### Exercise task
Retype all of the data. Every line must match exactly.

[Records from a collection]
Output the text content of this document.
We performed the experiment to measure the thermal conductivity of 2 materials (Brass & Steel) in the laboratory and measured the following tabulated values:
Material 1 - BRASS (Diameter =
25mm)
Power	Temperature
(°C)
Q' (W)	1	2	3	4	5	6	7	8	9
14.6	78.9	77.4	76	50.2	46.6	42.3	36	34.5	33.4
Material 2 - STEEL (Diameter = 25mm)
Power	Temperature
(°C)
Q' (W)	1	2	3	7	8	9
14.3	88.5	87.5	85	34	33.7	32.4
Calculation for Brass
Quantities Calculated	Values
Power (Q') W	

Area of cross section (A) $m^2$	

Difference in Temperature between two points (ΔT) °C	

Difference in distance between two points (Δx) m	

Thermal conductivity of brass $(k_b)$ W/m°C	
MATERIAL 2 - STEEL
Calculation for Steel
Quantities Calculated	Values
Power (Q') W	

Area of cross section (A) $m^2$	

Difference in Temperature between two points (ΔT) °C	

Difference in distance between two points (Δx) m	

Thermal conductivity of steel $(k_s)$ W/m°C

### Answer to the exercise
Output the text content of this document.
We performed the experiment to measure the thermal conductivity of 2 materials (Brass & Steel) in the laboratory and measured the following tabulated values:
Material 1 - BRASS (Diameter =
25mm)
Power	Temperature
(°C)
Q' (W)	1	2	3	4	5	6	7	8	9
14.6	78.9	77.4	76	50.2	46.6	42.3	36	34.5	33.4
Material 2 - STEEL (Diameter = 25mm)
Power	Temperature
(°C)
Q' (W)	1	2	3	7	8	9
14.3	88.5	87.5	85	34	33.7	32.4
Calculation for Brass
Quantities Calculated	Values
Power (Q') W	

Area of cross section (A) $m^2$	

Difference in Temperature between two points (ΔT) °C	

Difference in distance between two points (Δx) m	

Thermal conductivity of brass $(k_b)$ W/m°C	
MATERIAL 2 - STEEL
Calculation for Steel
Quantities Calculated	Values
Power (Q') W	

Area of cross section (A) $m^2$	

Difference in Temperature between two points (ΔT) °C	

Difference in distance between two points (Δx) m	

Thermal conductivity of steel $(k_s)$ W/m°C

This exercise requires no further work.